_Description of the task_.
Counting only lines that hold "JSON", give the total and nothing more.

_Data in this exercise_.
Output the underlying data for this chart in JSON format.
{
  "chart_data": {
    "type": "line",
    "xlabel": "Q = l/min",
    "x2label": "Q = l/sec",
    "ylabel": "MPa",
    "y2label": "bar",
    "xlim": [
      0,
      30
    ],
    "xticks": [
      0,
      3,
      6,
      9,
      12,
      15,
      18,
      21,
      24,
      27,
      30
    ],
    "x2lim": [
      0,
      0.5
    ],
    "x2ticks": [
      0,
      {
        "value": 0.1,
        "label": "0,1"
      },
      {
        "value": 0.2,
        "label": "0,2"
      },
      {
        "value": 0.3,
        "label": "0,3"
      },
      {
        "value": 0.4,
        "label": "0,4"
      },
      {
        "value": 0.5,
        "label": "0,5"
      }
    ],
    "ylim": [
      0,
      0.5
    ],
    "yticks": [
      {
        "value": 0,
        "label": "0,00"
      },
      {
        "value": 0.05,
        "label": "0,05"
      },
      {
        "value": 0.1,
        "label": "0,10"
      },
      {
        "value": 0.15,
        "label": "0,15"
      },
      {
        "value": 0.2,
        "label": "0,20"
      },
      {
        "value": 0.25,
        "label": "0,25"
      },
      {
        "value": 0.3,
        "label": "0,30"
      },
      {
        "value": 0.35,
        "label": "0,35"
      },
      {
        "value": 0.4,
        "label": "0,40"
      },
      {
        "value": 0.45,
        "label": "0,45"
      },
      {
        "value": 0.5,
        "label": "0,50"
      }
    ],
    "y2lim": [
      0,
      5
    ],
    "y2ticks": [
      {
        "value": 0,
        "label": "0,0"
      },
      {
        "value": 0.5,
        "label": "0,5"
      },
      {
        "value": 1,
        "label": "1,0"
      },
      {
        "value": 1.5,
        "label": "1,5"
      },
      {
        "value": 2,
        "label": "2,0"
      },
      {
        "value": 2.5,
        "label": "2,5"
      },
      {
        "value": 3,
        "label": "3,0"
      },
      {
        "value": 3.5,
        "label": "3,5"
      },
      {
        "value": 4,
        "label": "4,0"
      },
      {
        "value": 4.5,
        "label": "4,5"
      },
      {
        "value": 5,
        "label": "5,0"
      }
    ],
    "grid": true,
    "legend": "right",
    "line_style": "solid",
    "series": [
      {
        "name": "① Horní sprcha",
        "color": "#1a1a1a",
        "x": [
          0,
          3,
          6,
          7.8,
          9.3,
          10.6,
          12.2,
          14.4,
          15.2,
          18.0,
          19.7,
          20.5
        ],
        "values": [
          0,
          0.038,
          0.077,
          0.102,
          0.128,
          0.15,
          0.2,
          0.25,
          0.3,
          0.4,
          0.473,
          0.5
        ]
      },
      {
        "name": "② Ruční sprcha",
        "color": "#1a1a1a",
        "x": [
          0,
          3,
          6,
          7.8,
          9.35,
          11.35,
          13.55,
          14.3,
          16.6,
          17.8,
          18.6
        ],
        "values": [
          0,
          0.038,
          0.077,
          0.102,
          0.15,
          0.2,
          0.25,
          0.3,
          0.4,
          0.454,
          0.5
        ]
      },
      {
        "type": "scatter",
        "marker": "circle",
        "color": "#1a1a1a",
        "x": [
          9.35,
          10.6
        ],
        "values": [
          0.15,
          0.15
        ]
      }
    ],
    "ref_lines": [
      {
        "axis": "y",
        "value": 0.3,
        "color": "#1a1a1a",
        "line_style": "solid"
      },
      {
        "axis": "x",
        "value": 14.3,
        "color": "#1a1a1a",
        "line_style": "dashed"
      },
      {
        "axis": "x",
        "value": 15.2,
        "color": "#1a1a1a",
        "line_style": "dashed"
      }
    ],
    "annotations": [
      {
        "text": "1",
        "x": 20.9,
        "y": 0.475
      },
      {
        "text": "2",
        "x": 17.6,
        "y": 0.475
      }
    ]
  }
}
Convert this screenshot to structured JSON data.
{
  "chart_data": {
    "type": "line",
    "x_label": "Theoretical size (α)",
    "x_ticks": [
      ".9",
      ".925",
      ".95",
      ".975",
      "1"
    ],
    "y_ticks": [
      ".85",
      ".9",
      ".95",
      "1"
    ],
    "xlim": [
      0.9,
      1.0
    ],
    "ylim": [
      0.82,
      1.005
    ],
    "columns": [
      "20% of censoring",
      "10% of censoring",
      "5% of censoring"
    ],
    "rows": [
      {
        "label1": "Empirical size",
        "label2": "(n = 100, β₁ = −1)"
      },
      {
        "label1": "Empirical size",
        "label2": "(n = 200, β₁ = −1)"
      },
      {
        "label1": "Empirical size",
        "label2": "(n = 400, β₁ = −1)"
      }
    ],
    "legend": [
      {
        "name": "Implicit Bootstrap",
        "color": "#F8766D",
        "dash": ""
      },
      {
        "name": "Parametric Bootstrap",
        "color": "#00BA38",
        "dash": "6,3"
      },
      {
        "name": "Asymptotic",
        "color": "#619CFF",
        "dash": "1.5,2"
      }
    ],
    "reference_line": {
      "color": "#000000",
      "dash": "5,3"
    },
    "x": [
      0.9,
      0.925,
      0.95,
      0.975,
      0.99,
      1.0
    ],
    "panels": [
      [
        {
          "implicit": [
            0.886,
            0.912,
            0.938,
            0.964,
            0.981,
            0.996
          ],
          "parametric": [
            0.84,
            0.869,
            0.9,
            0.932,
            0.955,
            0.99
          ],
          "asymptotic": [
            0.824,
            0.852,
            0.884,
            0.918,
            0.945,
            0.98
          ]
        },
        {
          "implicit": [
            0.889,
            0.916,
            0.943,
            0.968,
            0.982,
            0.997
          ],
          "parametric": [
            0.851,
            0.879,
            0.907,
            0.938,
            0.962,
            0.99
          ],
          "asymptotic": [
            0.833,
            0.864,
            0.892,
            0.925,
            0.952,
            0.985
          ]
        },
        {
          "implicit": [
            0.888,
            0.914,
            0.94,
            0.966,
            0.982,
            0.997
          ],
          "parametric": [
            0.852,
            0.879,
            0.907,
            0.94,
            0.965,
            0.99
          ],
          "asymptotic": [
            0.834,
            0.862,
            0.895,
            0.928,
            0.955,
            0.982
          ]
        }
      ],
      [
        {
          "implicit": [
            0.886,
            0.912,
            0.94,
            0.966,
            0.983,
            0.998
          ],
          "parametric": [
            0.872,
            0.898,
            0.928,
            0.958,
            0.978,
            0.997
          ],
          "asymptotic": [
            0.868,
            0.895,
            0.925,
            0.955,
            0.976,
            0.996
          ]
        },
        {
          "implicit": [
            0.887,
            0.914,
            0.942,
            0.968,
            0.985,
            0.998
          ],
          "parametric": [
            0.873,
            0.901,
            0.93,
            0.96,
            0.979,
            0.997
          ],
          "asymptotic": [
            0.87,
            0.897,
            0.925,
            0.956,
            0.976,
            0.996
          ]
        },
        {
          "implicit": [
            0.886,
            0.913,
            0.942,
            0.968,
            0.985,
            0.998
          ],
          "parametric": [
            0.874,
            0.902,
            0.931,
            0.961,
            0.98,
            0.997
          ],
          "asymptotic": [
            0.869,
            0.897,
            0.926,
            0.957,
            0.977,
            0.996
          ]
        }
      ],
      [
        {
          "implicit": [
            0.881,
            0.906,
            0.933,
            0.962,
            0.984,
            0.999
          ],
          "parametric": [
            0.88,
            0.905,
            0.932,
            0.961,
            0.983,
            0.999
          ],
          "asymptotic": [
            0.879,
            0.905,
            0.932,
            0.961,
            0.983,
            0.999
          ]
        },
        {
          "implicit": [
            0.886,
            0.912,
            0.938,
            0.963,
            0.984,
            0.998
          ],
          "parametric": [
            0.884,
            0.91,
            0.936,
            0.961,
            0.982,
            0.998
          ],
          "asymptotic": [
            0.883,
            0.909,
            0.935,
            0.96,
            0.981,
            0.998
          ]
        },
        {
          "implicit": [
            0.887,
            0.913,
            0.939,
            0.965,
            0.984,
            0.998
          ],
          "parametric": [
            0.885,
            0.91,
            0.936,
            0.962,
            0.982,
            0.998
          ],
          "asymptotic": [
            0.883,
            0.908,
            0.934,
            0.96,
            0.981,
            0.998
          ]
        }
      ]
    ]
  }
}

_Answer to the exercise_.
2